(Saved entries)
====
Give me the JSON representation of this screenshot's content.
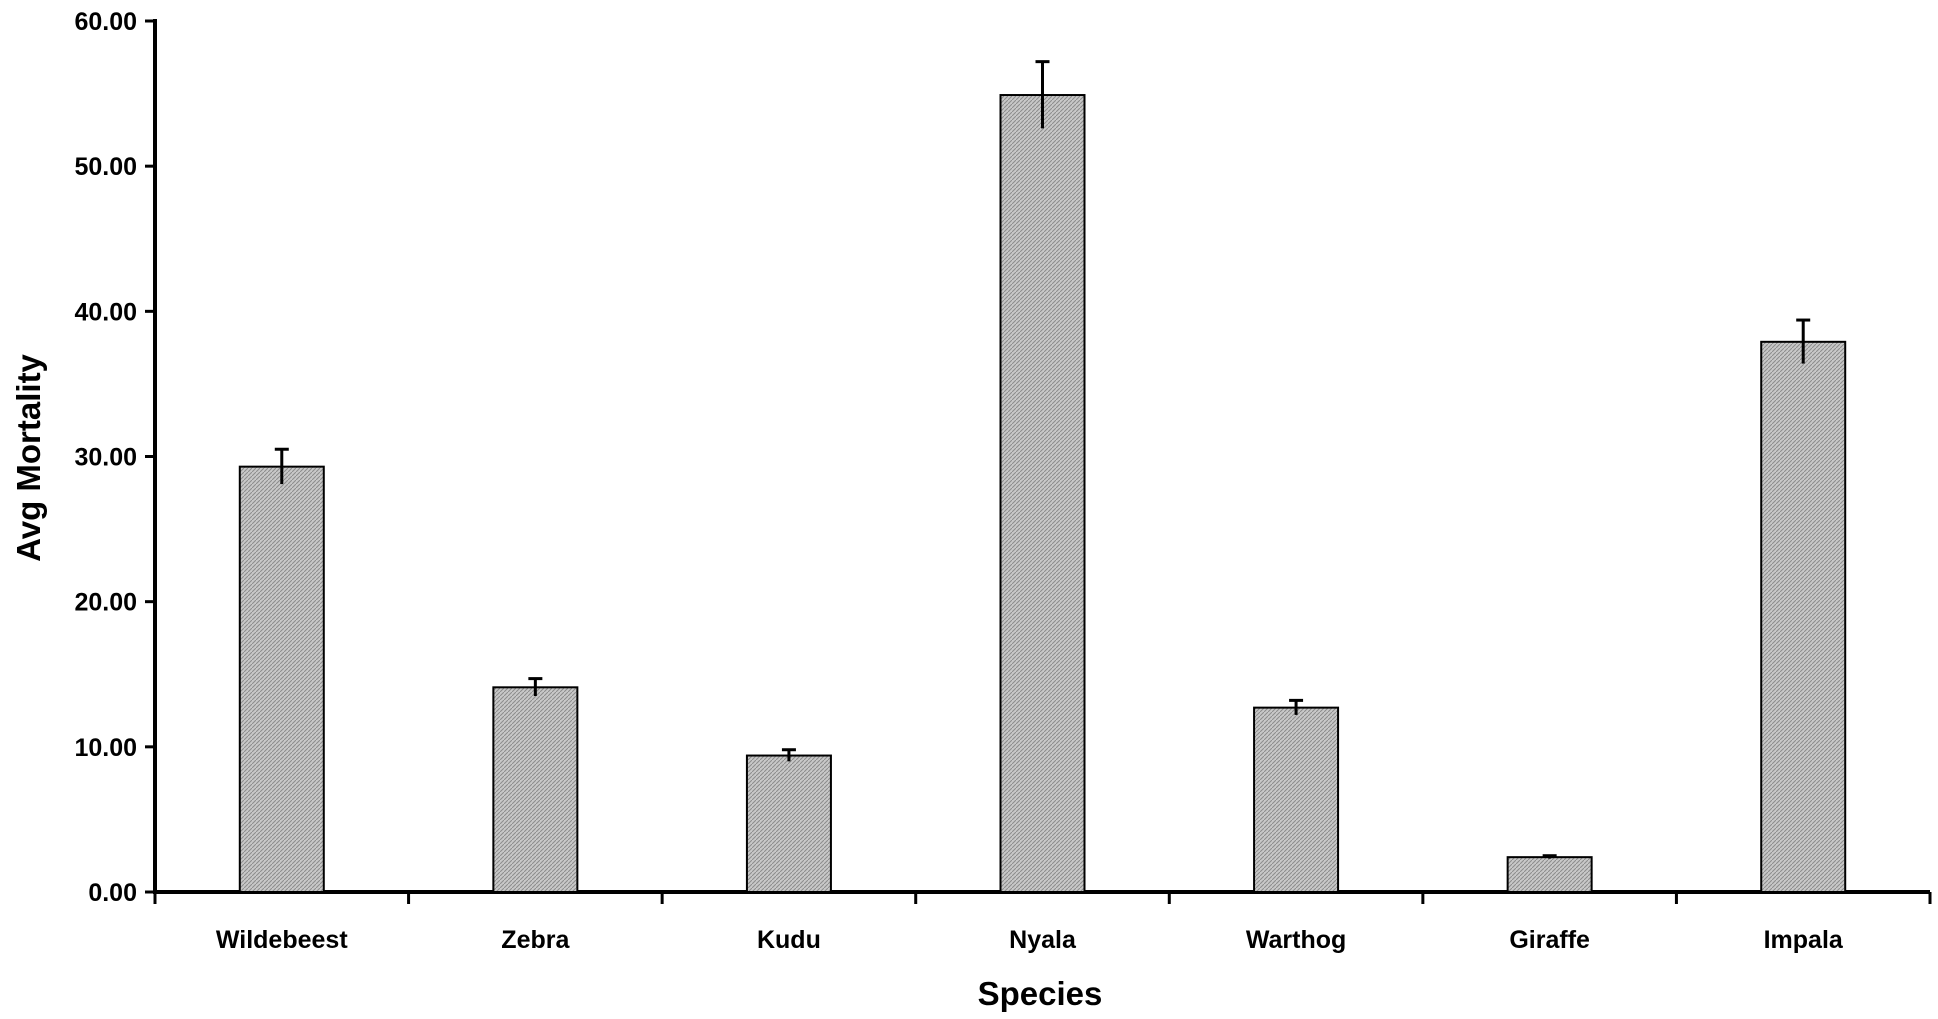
{
  "chart_data": {
    "type": "bar",
    "title": "",
    "xlabel": "Species",
    "ylabel": "Avg Mortality",
    "categories": [
      "Wildebeest",
      "Zebra",
      "Kudu",
      "Nyala",
      "Warthog",
      "Giraffe",
      "Impala"
    ],
    "values": [
      29.3,
      14.1,
      9.4,
      54.9,
      12.7,
      2.4,
      37.9
    ],
    "error_plus": [
      1.2,
      0.6,
      0.4,
      2.3,
      0.5,
      0.1,
      1.5
    ],
    "yticks": [
      "0.00",
      "10.00",
      "20.00",
      "30.00",
      "40.00",
      "50.00",
      "60.00"
    ],
    "ylim": [
      0,
      60
    ],
    "grid": false,
    "legend": "none",
    "bar_fill": "#b4b4b4",
    "bar_pattern": "#8c8c8c"
  }
}
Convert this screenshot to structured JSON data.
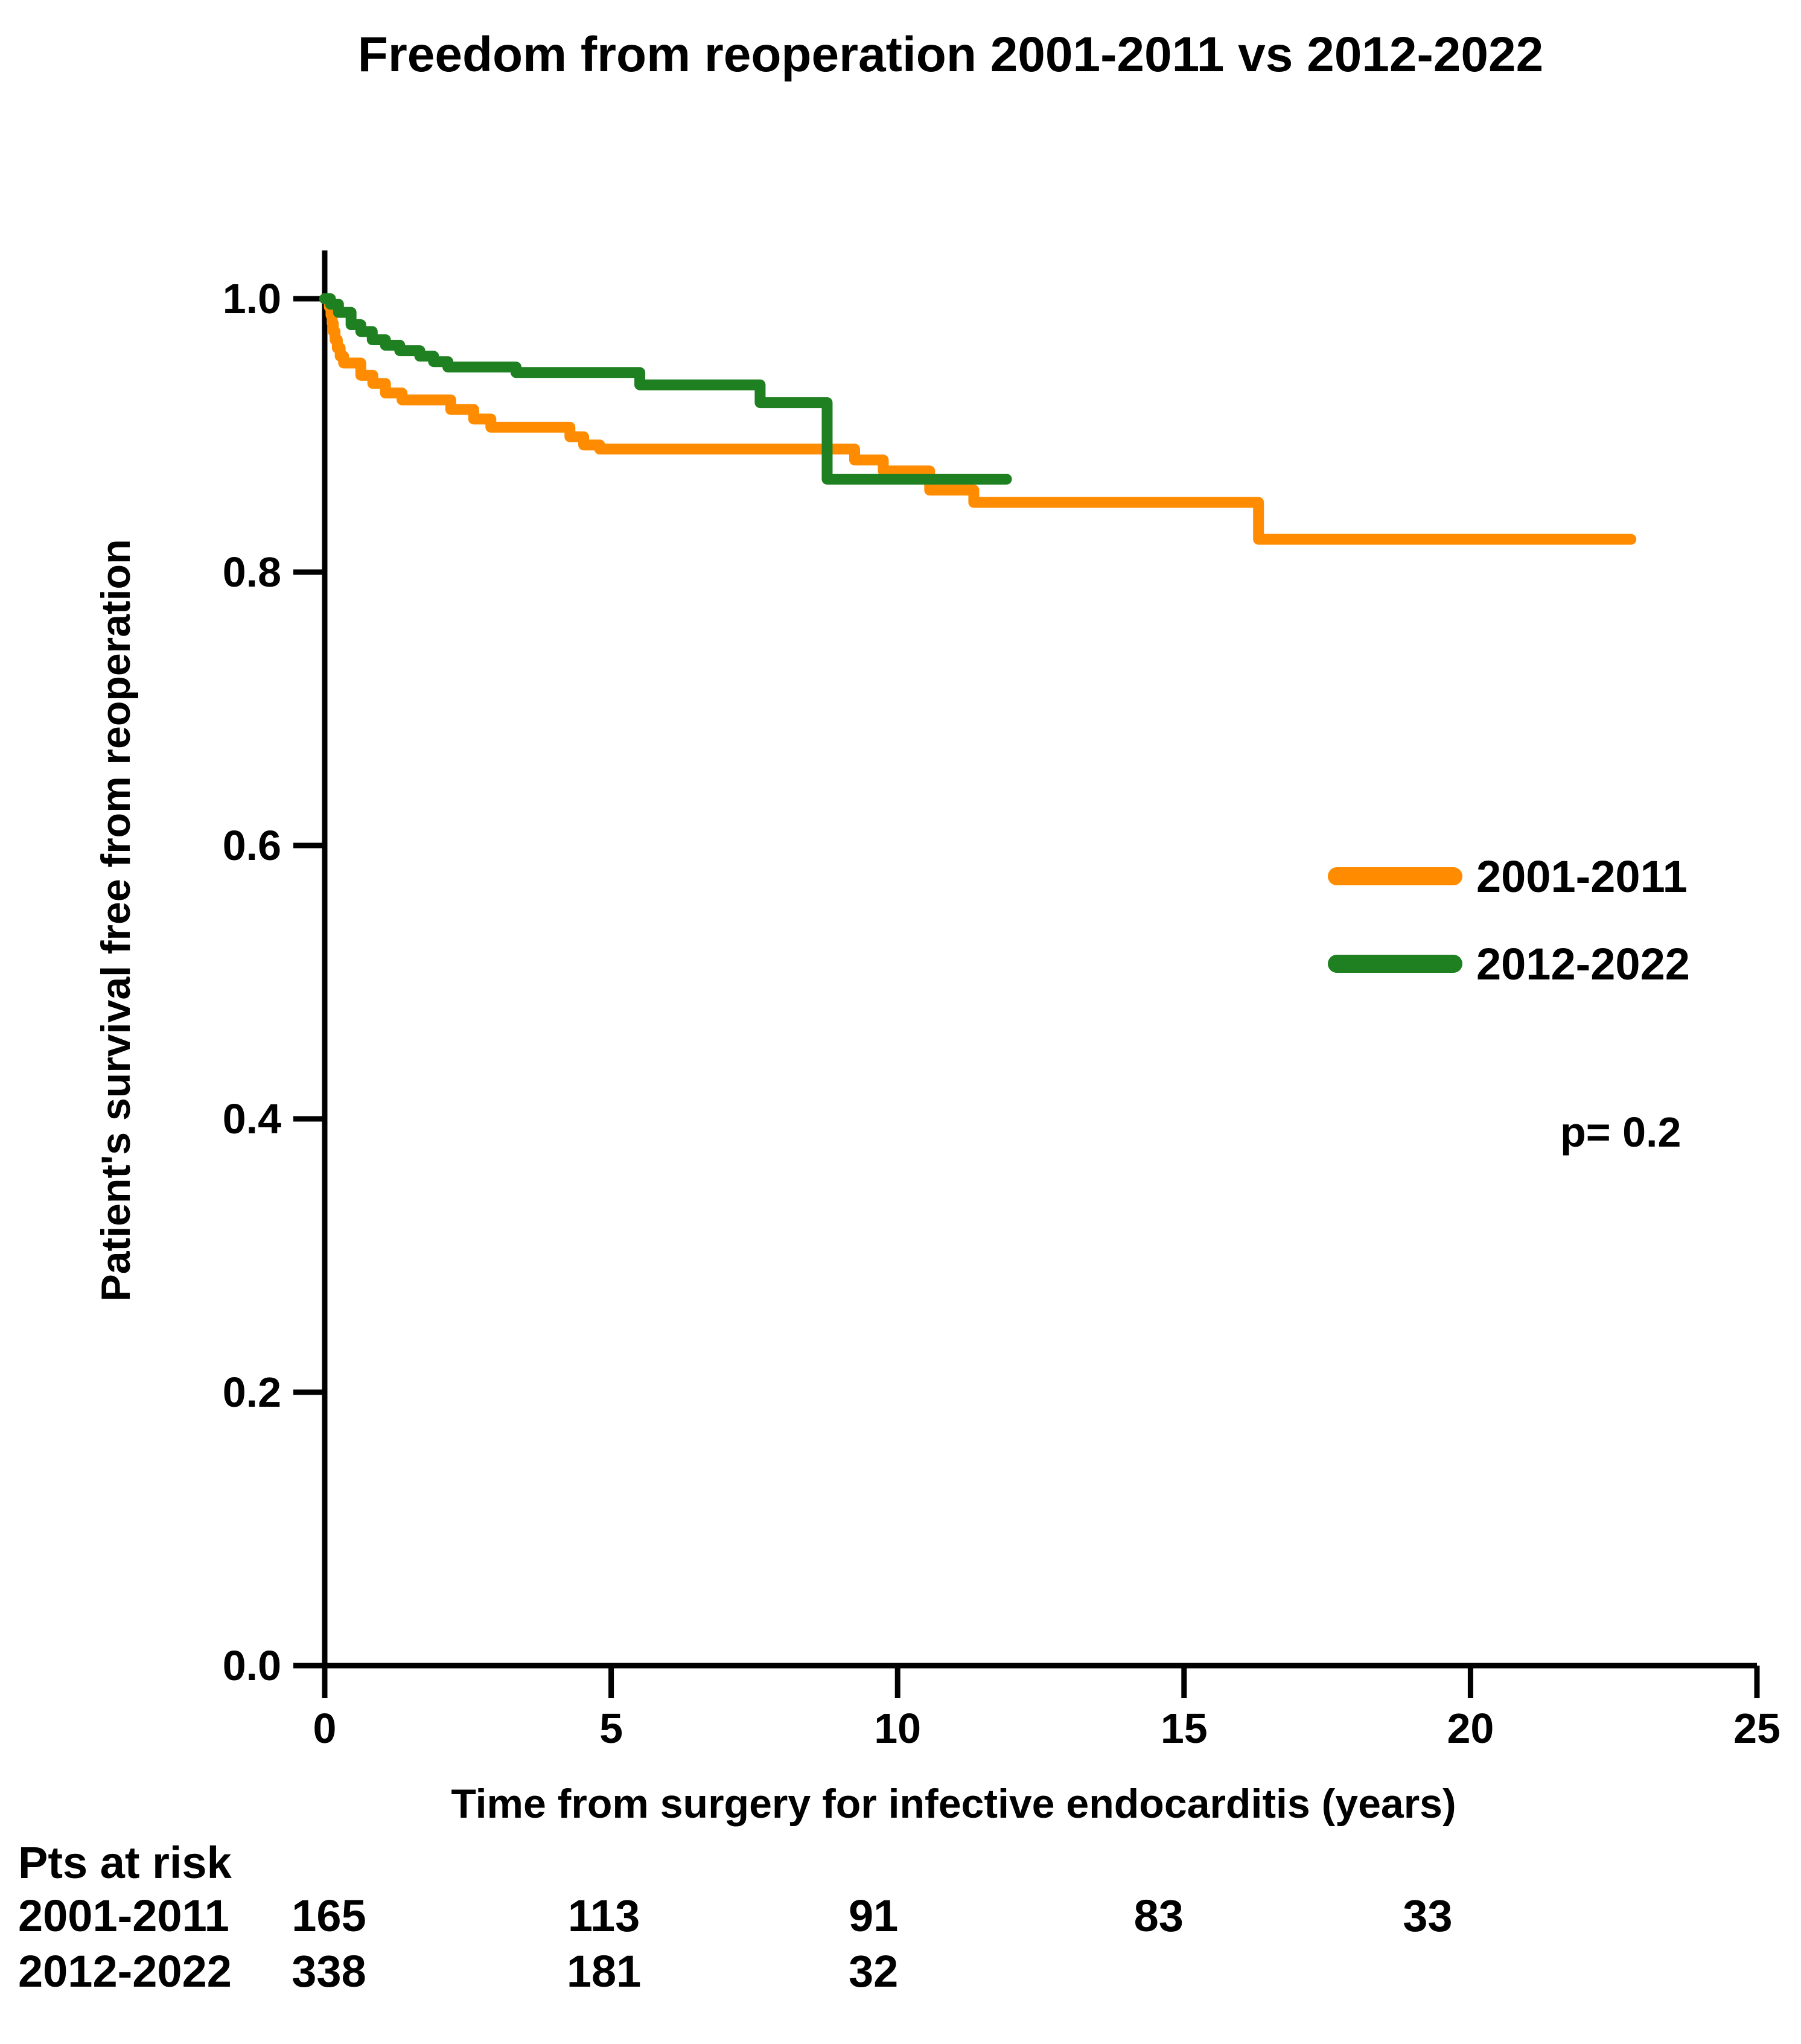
{
  "figure": {
    "background": "#FFFFFF",
    "axis_color": "#000000",
    "text_color": "#000000"
  },
  "chart_data": {
    "type": "line",
    "subtype": "kaplan-meier-step",
    "title": "Freedom from reoperation 2001-2011 vs 2012-2022",
    "xlabel": "Time from surgery for infective endocarditis (years)",
    "ylabel": "Patient's survival free from reoperation",
    "xlim": [
      0,
      25
    ],
    "ylim": [
      0.0,
      1.0
    ],
    "grid": false,
    "legend_position": "right-middle",
    "p_value_label": "p= 0.2",
    "x_tick_values": [
      0,
      5,
      10,
      15,
      20,
      25
    ],
    "x_tick_labels": [
      "0",
      "5",
      "10",
      "15",
      "20",
      "25"
    ],
    "y_tick_values": [
      1.0,
      0.8,
      0.6,
      0.4,
      0.2,
      0.0
    ],
    "y_tick_labels": [
      "1.0",
      "0.8",
      "0.6",
      "0.4",
      "0.2",
      "0.0"
    ],
    "series": [
      {
        "name": "2001-2011",
        "color": "#FF8C00",
        "end_time": 22.8,
        "points": [
          [
            0,
            1.0
          ],
          [
            0.08,
            0.994
          ],
          [
            0.11,
            0.988
          ],
          [
            0.13,
            0.982
          ],
          [
            0.15,
            0.976
          ],
          [
            0.18,
            0.97
          ],
          [
            0.22,
            0.964
          ],
          [
            0.27,
            0.958
          ],
          [
            0.33,
            0.953
          ],
          [
            0.63,
            0.944
          ],
          [
            0.84,
            0.938
          ],
          [
            1.06,
            0.931
          ],
          [
            1.35,
            0.926
          ],
          [
            2.2,
            0.919
          ],
          [
            2.6,
            0.912
          ],
          [
            2.9,
            0.906
          ],
          [
            4.28,
            0.899
          ],
          [
            4.52,
            0.893
          ],
          [
            4.8,
            0.89
          ],
          [
            9.25,
            0.882
          ],
          [
            9.75,
            0.874
          ],
          [
            10.56,
            0.86
          ],
          [
            11.33,
            0.851
          ],
          [
            16.3,
            0.824
          ]
        ]
      },
      {
        "name": "2012-2022",
        "color": "#1E8020",
        "end_time": 11.9,
        "points": [
          [
            0,
            1.0
          ],
          [
            0.1,
            0.996
          ],
          [
            0.24,
            0.99
          ],
          [
            0.46,
            0.981
          ],
          [
            0.63,
            0.976
          ],
          [
            0.83,
            0.97
          ],
          [
            1.06,
            0.966
          ],
          [
            1.31,
            0.962
          ],
          [
            1.66,
            0.958
          ],
          [
            1.9,
            0.954
          ],
          [
            2.15,
            0.95
          ],
          [
            3.34,
            0.946
          ],
          [
            5.5,
            0.937
          ],
          [
            7.6,
            0.924
          ],
          [
            8.77,
            0.868
          ]
        ]
      }
    ],
    "risk_table": {
      "header": "Pts at risk",
      "time_points": [
        0,
        5,
        10,
        15,
        20
      ],
      "rows": [
        {
          "label": "2001-2011",
          "counts": [
            "165",
            "113",
            "91",
            "83",
            "33"
          ]
        },
        {
          "label": "2012-2022",
          "counts": [
            "338",
            "181",
            "32"
          ]
        }
      ]
    }
  }
}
====
EXERCISE DESCRIPTION
Skipping the pictures, transcribe each line above exactly as it appears.

TASK RESULT
Give me the JSON representation of this screenshot's content.
{
  "chart_data": {
    "type": "bar",
    "title": "",
    "xlabel": "Species",
    "ylabel": "Avg Mortality",
    "categories": [
      "Wildebeest",
      "Zebra",
      "Kudu",
      "Nyala",
      "Warthog",
      "Giraffe",
      "Impala"
    ],
    "values": [
      29.3,
      14.1,
      9.4,
      54.9,
      12.7,
      2.4,
      37.9
    ],
    "error_plus": [
      1.2,
      0.6,
      0.4,
      2.3,
      0.5,
      0.1,
      1.5
    ],
    "yticks": [
      "0.00",
      "10.00",
      "20.00",
      "30.00",
      "40.00",
      "50.00",
      "60.00"
    ],
    "ylim": [
      0,
      60
    ],
    "grid": false,
    "legend": "none",
    "bar_fill": "#b4b4b4",
    "bar_pattern": "#8c8c8c"
  }
}
Convert this screenshot to structured JSON data.
{
  "figure": {
    "background": "#FFFFFF",
    "axis_color": "#000000",
    "text_color": "#000000"
  },
  "chart_data": {
    "type": "line",
    "subtype": "kaplan-meier-step",
    "title": "Freedom from reoperation 2001-2011 vs 2012-2022",
    "xlabel": "Time from surgery for infective endocarditis (years)",
    "ylabel": "Patient's survival free from reoperation",
    "xlim": [
      0,
      25
    ],
    "ylim": [
      0.0,
      1.0
    ],
    "grid": false,
    "legend_position": "right-middle",
    "p_value_label": "p= 0.2",
    "x_tick_values": [
      0,
      5,
      10,
      15,
      20,
      25
    ],
    "x_tick_labels": [
      "0",
      "5",
      "10",
      "15",
      "20",
      "25"
    ],
    "y_tick_values": [
      1.0,
      0.8,
      0.6,
      0.4,
      0.2,
      0.0
    ],
    "y_tick_labels": [
      "1.0",
      "0.8",
      "0.6",
      "0.4",
      "0.2",
      "0.0"
    ],
    "series": [
      {
        "name": "2001-2011",
        "color": "#FF8C00",
        "end_time": 22.8,
        "points": [
          [
            0,
            1.0
          ],
          [
            0.08,
            0.994
          ],
          [
            0.11,
            0.988
          ],
          [
            0.13,
            0.982
          ],
          [
            0.15,
            0.976
          ],
          [
            0.18,
            0.97
          ],
          [
            0.22,
            0.964
          ],
          [
            0.27,
            0.958
          ],
          [
            0.33,
            0.953
          ],
          [
            0.63,
            0.944
          ],
          [
            0.84,
            0.938
          ],
          [
            1.06,
            0.931
          ],
          [
            1.35,
            0.926
          ],
          [
            2.2,
            0.919
          ],
          [
            2.6,
            0.912
          ],
          [
            2.9,
            0.906
          ],
          [
            4.28,
            0.899
          ],
          [
            4.52,
            0.893
          ],
          [
            4.8,
            0.89
          ],
          [
            9.25,
            0.882
          ],
          [
            9.75,
            0.874
          ],
          [
            10.56,
            0.86
          ],
          [
            11.33,
            0.851
          ],
          [
            16.3,
            0.824
          ]
        ]
      },
      {
        "name": "2012-2022",
        "color": "#1E8020",
        "end_time": 11.9,
        "points": [
          [
            0,
            1.0
          ],
          [
            0.1,
            0.996
          ],
          [
            0.24,
            0.99
          ],
          [
            0.46,
            0.981
          ],
          [
            0.63,
            0.976
          ],
          [
            0.83,
            0.97
          ],
          [
            1.06,
            0.966
          ],
          [
            1.31,
            0.962
          ],
          [
            1.66,
            0.958
          ],
          [
            1.9,
            0.954
          ],
          [
            2.15,
            0.95
          ],
          [
            3.34,
            0.946
          ],
          [
            5.5,
            0.937
          ],
          [
            7.6,
            0.924
          ],
          [
            8.77,
            0.868
          ]
        ]
      }
    ],
    "risk_table": {
      "header": "Pts at risk",
      "time_points": [
        0,
        5,
        10,
        15,
        20
      ],
      "rows": [
        {
          "label": "2001-2011",
          "counts": [
            "165",
            "113",
            "91",
            "83",
            "33"
          ]
        },
        {
          "label": "2012-2022",
          "counts": [
            "338",
            "181",
            "32"
          ]
        }
      ]
    }
  }
}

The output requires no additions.